» **INPUT DATA**:

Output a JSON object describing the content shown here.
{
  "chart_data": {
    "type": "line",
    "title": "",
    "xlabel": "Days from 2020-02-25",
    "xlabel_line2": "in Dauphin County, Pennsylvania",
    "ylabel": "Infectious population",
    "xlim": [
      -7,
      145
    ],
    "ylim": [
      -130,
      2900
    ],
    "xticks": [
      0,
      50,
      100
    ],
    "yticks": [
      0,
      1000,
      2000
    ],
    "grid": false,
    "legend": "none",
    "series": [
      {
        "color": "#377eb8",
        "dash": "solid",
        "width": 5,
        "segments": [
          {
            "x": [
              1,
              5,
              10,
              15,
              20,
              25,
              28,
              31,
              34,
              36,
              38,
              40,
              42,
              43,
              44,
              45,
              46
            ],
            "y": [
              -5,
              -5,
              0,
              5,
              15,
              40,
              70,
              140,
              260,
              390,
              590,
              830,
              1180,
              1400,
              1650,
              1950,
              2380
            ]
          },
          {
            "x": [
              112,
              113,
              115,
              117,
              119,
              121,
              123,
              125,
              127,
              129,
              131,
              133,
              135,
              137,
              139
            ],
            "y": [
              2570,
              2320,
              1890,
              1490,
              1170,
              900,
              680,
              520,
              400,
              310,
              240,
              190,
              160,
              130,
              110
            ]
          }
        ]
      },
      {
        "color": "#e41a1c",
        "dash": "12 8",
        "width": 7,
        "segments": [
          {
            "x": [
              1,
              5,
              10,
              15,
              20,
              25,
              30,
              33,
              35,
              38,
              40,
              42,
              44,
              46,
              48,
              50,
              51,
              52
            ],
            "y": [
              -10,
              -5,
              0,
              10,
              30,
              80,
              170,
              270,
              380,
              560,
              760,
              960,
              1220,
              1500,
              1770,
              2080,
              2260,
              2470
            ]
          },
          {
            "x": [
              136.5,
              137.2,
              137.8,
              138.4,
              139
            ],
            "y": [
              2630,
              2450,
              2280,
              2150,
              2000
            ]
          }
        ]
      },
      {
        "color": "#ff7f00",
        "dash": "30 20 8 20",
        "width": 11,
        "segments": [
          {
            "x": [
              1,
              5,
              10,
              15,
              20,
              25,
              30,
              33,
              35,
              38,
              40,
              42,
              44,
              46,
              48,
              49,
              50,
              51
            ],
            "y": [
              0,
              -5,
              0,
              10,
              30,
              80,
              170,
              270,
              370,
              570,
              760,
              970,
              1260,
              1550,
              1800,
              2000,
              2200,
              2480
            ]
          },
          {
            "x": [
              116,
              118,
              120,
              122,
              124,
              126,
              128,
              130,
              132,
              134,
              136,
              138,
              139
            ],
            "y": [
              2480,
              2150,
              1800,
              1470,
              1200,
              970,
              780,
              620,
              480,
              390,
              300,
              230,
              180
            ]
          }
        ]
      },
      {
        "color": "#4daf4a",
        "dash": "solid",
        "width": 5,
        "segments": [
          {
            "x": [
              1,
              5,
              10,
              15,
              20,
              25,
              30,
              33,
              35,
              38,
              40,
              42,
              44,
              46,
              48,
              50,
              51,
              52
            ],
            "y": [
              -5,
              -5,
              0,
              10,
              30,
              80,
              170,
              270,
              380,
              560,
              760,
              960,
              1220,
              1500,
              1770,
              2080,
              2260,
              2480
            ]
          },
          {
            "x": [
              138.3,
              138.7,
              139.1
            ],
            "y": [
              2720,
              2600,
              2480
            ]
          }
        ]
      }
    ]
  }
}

» **GIVEN INSTRUCTION**: What is the number of lines containing "color"? Give that number only.

» **SOLVED EXERCISE**: 4